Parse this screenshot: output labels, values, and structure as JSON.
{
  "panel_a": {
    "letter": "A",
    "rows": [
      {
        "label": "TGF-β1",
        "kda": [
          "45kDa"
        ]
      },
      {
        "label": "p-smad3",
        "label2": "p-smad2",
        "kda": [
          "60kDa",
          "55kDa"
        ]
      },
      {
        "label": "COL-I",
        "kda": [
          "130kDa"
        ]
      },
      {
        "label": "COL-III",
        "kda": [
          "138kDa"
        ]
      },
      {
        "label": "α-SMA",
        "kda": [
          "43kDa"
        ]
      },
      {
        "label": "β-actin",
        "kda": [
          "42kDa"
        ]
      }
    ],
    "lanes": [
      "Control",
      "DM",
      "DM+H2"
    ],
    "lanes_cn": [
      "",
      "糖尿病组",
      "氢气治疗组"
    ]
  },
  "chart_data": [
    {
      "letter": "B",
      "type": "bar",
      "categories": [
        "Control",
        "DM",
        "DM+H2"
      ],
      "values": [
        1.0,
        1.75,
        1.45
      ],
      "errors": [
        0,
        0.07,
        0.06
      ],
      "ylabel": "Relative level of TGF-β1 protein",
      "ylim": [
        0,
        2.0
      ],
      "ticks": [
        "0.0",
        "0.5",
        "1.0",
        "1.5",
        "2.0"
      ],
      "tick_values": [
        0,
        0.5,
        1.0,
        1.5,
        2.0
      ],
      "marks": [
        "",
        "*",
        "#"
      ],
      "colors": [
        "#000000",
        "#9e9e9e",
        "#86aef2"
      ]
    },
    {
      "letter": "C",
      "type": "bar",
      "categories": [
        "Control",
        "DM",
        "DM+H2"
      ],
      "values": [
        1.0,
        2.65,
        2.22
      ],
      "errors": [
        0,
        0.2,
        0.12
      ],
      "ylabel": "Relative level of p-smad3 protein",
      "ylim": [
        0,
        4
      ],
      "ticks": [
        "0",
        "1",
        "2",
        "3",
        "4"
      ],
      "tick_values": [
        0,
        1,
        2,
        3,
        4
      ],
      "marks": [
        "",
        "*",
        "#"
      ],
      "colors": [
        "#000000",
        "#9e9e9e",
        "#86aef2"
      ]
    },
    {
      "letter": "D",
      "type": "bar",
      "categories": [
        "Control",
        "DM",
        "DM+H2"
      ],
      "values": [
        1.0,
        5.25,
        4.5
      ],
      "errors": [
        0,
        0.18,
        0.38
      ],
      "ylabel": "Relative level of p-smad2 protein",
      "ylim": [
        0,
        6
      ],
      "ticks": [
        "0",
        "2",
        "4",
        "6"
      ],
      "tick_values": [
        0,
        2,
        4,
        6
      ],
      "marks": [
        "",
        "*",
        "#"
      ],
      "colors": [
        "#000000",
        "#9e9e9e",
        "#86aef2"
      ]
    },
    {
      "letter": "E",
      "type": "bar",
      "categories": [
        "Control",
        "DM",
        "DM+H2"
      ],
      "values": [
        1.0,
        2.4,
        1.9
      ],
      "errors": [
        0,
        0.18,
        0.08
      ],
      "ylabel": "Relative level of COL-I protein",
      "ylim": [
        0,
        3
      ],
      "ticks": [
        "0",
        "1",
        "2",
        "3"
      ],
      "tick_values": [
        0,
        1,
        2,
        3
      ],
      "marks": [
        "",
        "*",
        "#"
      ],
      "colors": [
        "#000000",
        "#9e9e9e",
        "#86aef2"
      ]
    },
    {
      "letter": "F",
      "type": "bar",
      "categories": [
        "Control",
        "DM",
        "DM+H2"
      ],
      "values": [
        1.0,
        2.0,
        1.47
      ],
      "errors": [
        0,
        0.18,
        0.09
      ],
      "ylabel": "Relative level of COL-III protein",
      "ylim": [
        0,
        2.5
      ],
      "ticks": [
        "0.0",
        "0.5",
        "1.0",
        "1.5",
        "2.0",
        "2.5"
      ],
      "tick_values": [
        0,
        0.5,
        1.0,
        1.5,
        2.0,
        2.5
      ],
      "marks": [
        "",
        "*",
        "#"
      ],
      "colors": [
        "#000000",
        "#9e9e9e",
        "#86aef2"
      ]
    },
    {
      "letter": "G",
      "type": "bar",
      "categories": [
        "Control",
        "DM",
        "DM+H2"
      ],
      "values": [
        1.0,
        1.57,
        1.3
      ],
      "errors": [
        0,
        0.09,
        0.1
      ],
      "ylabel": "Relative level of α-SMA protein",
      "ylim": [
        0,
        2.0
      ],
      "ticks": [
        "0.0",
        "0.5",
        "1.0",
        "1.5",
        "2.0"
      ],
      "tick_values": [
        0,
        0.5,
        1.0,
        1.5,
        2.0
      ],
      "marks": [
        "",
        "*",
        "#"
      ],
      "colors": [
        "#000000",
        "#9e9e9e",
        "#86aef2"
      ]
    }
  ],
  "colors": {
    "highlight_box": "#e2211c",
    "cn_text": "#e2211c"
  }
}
----------
Exercise instructions:
Return all of the material exactly as written, from the first line through the last.

Reply to the task:
Parse this screenshot: output labels, values, and structure as JSON.
{
  "panel_a": {
    "letter": "A",
    "rows": [
      {
        "label": "TGF-β1",
        "kda": [
          "45kDa"
        ]
      },
      {
        "label": "p-smad3",
        "label2": "p-smad2",
        "kda": [
          "60kDa",
          "55kDa"
        ]
      },
      {
        "label": "COL-I",
        "kda": [
          "130kDa"
        ]
      },
      {
        "label": "COL-III",
        "kda": [
          "138kDa"
        ]
      },
      {
        "label": "α-SMA",
        "kda": [
          "43kDa"
        ]
      },
      {
        "label": "β-actin",
        "kda": [
          "42kDa"
        ]
      }
    ],
    "lanes": [
      "Control",
      "DM",
      "DM+H2"
    ],
    "lanes_cn": [
      "",
      "糖尿病组",
      "氢气治疗组"
    ]
  },
  "chart_data": [
    {
      "letter": "B",
      "type": "bar",
      "categories": [
        "Control",
        "DM",
        "DM+H2"
      ],
      "values": [
        1.0,
        1.75,
        1.45
      ],
      "errors": [
        0,
        0.07,
        0.06
      ],
      "ylabel": "Relative level of TGF-β1 protein",
      "ylim": [
        0,
        2.0
      ],
      "ticks": [
        "0.0",
        "0.5",
        "1.0",
        "1.5",
        "2.0"
      ],
      "tick_values": [
        0,
        0.5,
        1.0,
        1.5,
        2.0
      ],
      "marks": [
        "",
        "*",
        "#"
      ],
      "colors": [
        "#000000",
        "#9e9e9e",
        "#86aef2"
      ]
    },
    {
      "letter": "C",
      "type": "bar",
      "categories": [
        "Control",
        "DM",
        "DM+H2"
      ],
      "values": [
        1.0,
        2.65,
        2.22
      ],
      "errors": [
        0,
        0.2,
        0.12
      ],
      "ylabel": "Relative level of p-smad3 protein",
      "ylim": [
        0,
        4
      ],
      "ticks": [
        "0",
        "1",
        "2",
        "3",
        "4"
      ],
      "tick_values": [
        0,
        1,
        2,
        3,
        4
      ],
      "marks": [
        "",
        "*",
        "#"
      ],
      "colors": [
        "#000000",
        "#9e9e9e",
        "#86aef2"
      ]
    },
    {
      "letter": "D",
      "type": "bar",
      "categories": [
        "Control",
        "DM",
        "DM+H2"
      ],
      "values": [
        1.0,
        5.25,
        4.5
      ],
      "errors": [
        0,
        0.18,
        0.38
      ],
      "ylabel": "Relative level of p-smad2 protein",
      "ylim": [
        0,
        6
      ],
      "ticks": [
        "0",
        "2",
        "4",
        "6"
      ],
      "tick_values": [
        0,
        2,
        4,
        6
      ],
      "marks": [
        "",
        "*",
        "#"
      ],
      "colors": [
        "#000000",
        "#9e9e9e",
        "#86aef2"
      ]
    },
    {
      "letter": "E",
      "type": "bar",
      "categories": [
        "Control",
        "DM",
        "DM+H2"
      ],
      "values": [
        1.0,
        2.4,
        1.9
      ],
      "errors": [
        0,
        0.18,
        0.08
      ],
      "ylabel": "Relative level of COL-I protein",
      "ylim": [
        0,
        3
      ],
      "ticks": [
        "0",
        "1",
        "2",
        "3"
      ],
      "tick_values": [
        0,
        1,
        2,
        3
      ],
      "marks": [
        "",
        "*",
        "#"
      ],
      "colors": [
        "#000000",
        "#9e9e9e",
        "#86aef2"
      ]
    },
    {
      "letter": "F",
      "type": "bar",
      "categories": [
        "Control",
        "DM",
        "DM+H2"
      ],
      "values": [
        1.0,
        2.0,
        1.47
      ],
      "errors": [
        0,
        0.18,
        0.09
      ],
      "ylabel": "Relative level of COL-III protein",
      "ylim": [
        0,
        2.5
      ],
      "ticks": [
        "0.0",
        "0.5",
        "1.0",
        "1.5",
        "2.0",
        "2.5"
      ],
      "tick_values": [
        0,
        0.5,
        1.0,
        1.5,
        2.0,
        2.5
      ],
      "marks": [
        "",
        "*",
        "#"
      ],
      "colors": [
        "#000000",
        "#9e9e9e",
        "#86aef2"
      ]
    },
    {
      "letter": "G",
      "type": "bar",
      "categories": [
        "Control",
        "DM",
        "DM+H2"
      ],
      "values": [
        1.0,
        1.57,
        1.3
      ],
      "errors": [
        0,
        0.09,
        0.1
      ],
      "ylabel": "Relative level of α-SMA protein",
      "ylim": [
        0,
        2.0
      ],
      "ticks": [
        "0.0",
        "0.5",
        "1.0",
        "1.5",
        "2.0"
      ],
      "tick_values": [
        0,
        0.5,
        1.0,
        1.5,
        2.0
      ],
      "marks": [
        "",
        "*",
        "#"
      ],
      "colors": [
        "#000000",
        "#9e9e9e",
        "#86aef2"
      ]
    }
  ],
  "colors": {
    "highlight_box": "#e2211c",
    "cn_text": "#e2211c"
  }
}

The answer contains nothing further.